WORK INSTRUCTIONS. Below are some records: retype them all exactly, but not the pictures.

THE DATA.
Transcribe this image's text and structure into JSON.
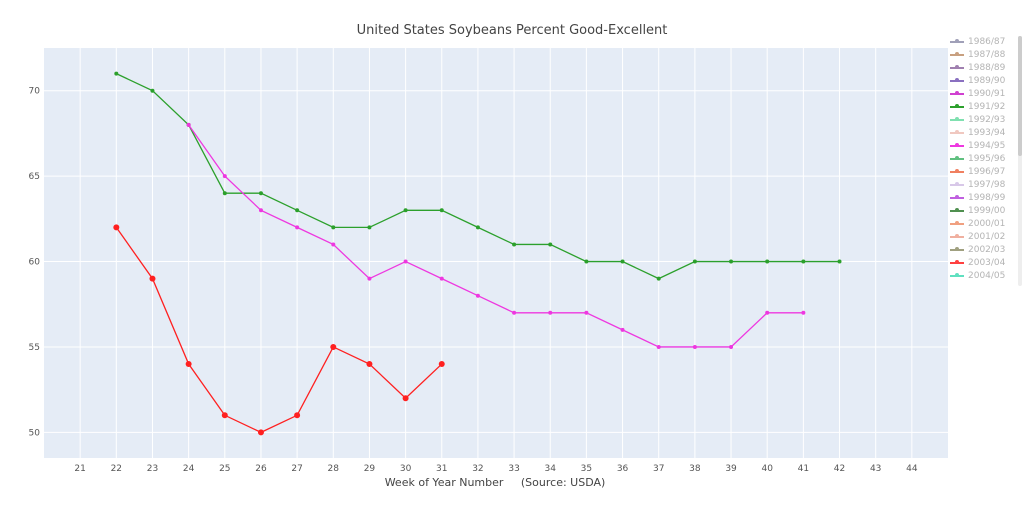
{
  "chart_data": {
    "type": "line",
    "title": "United States Soybeans Percent Good-Excellent",
    "xlabel": "Week of Year Number     (Source: USDA)",
    "ylabel": "",
    "xlim": [
      20,
      45
    ],
    "ylim": [
      48.5,
      72.5
    ],
    "xticks": [
      21,
      22,
      23,
      24,
      25,
      26,
      27,
      28,
      29,
      30,
      31,
      32,
      33,
      34,
      35,
      36,
      37,
      38,
      39,
      40,
      41,
      42,
      43,
      44
    ],
    "yticks": [
      50,
      55,
      60,
      65,
      70
    ],
    "grid": true,
    "legend_position": "right",
    "series": [
      {
        "color": "#2ca02c",
        "marker_size": 2,
        "x": [
          22,
          23,
          24,
          25,
          26,
          27,
          28,
          29,
          30,
          31,
          32,
          33,
          34,
          35,
          36,
          37,
          38,
          39,
          40,
          41,
          42
        ],
        "y": [
          71,
          70,
          68,
          64,
          64,
          63,
          62,
          62,
          63,
          63,
          62,
          61,
          61,
          60,
          60,
          59,
          60,
          60,
          60,
          60,
          60
        ]
      },
      {
        "color": "#ee38e0",
        "marker_size": 2,
        "x": [
          24,
          25,
          26,
          27,
          28,
          29,
          30,
          31,
          32,
          33,
          34,
          35,
          36,
          37,
          38,
          39,
          40,
          41
        ],
        "y": [
          68,
          65,
          63,
          62,
          61,
          59,
          60,
          59,
          58,
          57,
          57,
          57,
          56,
          55,
          55,
          55,
          57,
          57
        ]
      },
      {
        "color": "#ff2020",
        "marker_size": 3,
        "x": [
          22,
          23,
          24,
          25,
          26,
          27,
          28,
          29,
          30,
          31
        ],
        "y": [
          62,
          59,
          54,
          51,
          50,
          51,
          55,
          54,
          52,
          54
        ]
      }
    ]
  },
  "legend": {
    "items": [
      {
        "label": "1986/87",
        "color": "#a0a0b8"
      },
      {
        "label": "1987/88",
        "color": "#c8a080"
      },
      {
        "label": "1988/89",
        "color": "#a080b0"
      },
      {
        "label": "1989/90",
        "color": "#8a70c0"
      },
      {
        "label": "1990/91",
        "color": "#d040d0"
      },
      {
        "label": "1991/92",
        "color": "#2ca02c"
      },
      {
        "label": "1992/93",
        "color": "#80e0b0"
      },
      {
        "label": "1993/94",
        "color": "#f0c8c0"
      },
      {
        "label": "1994/95",
        "color": "#ee38e0"
      },
      {
        "label": "1995/96",
        "color": "#60c080"
      },
      {
        "label": "1996/97",
        "color": "#f08060"
      },
      {
        "label": "1997/98",
        "color": "#d8c8e8"
      },
      {
        "label": "1998/99",
        "color": "#c060e0"
      },
      {
        "label": "1999/00",
        "color": "#509050"
      },
      {
        "label": "2000/01",
        "color": "#f0a080"
      },
      {
        "label": "2001/02",
        "color": "#f0b0a0"
      },
      {
        "label": "2002/03",
        "color": "#a0a080"
      },
      {
        "label": "2003/04",
        "color": "#ff4040"
      },
      {
        "label": "2004/05",
        "color": "#60e0c0"
      }
    ]
  }
}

SOLUTION BELOW.
Transcribe this image's text and structure into JSON.
{
  "chart_data": {
    "type": "line",
    "title": "United States Soybeans Percent Good-Excellent",
    "xlabel": "Week of Year Number     (Source: USDA)",
    "ylabel": "",
    "xlim": [
      20,
      45
    ],
    "ylim": [
      48.5,
      72.5
    ],
    "xticks": [
      21,
      22,
      23,
      24,
      25,
      26,
      27,
      28,
      29,
      30,
      31,
      32,
      33,
      34,
      35,
      36,
      37,
      38,
      39,
      40,
      41,
      42,
      43,
      44
    ],
    "yticks": [
      50,
      55,
      60,
      65,
      70
    ],
    "grid": true,
    "legend_position": "right",
    "series": [
      {
        "color": "#2ca02c",
        "marker_size": 2,
        "x": [
          22,
          23,
          24,
          25,
          26,
          27,
          28,
          29,
          30,
          31,
          32,
          33,
          34,
          35,
          36,
          37,
          38,
          39,
          40,
          41,
          42
        ],
        "y": [
          71,
          70,
          68,
          64,
          64,
          63,
          62,
          62,
          63,
          63,
          62,
          61,
          61,
          60,
          60,
          59,
          60,
          60,
          60,
          60,
          60
        ]
      },
      {
        "color": "#ee38e0",
        "marker_size": 2,
        "x": [
          24,
          25,
          26,
          27,
          28,
          29,
          30,
          31,
          32,
          33,
          34,
          35,
          36,
          37,
          38,
          39,
          40,
          41
        ],
        "y": [
          68,
          65,
          63,
          62,
          61,
          59,
          60,
          59,
          58,
          57,
          57,
          57,
          56,
          55,
          55,
          55,
          57,
          57
        ]
      },
      {
        "color": "#ff2020",
        "marker_size": 3,
        "x": [
          22,
          23,
          24,
          25,
          26,
          27,
          28,
          29,
          30,
          31
        ],
        "y": [
          62,
          59,
          54,
          51,
          50,
          51,
          55,
          54,
          52,
          54
        ]
      }
    ]
  },
  "legend": {
    "items": [
      {
        "label": "1986/87",
        "color": "#a0a0b8"
      },
      {
        "label": "1987/88",
        "color": "#c8a080"
      },
      {
        "label": "1988/89",
        "color": "#a080b0"
      },
      {
        "label": "1989/90",
        "color": "#8a70c0"
      },
      {
        "label": "1990/91",
        "color": "#d040d0"
      },
      {
        "label": "1991/92",
        "color": "#2ca02c"
      },
      {
        "label": "1992/93",
        "color": "#80e0b0"
      },
      {
        "label": "1993/94",
        "color": "#f0c8c0"
      },
      {
        "label": "1994/95",
        "color": "#ee38e0"
      },
      {
        "label": "1995/96",
        "color": "#60c080"
      },
      {
        "label": "1996/97",
        "color": "#f08060"
      },
      {
        "label": "1997/98",
        "color": "#d8c8e8"
      },
      {
        "label": "1998/99",
        "color": "#c060e0"
      },
      {
        "label": "1999/00",
        "color": "#509050"
      },
      {
        "label": "2000/01",
        "color": "#f0a080"
      },
      {
        "label": "2001/02",
        "color": "#f0b0a0"
      },
      {
        "label": "2002/03",
        "color": "#a0a080"
      },
      {
        "label": "2003/04",
        "color": "#ff4040"
      },
      {
        "label": "2004/05",
        "color": "#60e0c0"
      }
    ]
  }
}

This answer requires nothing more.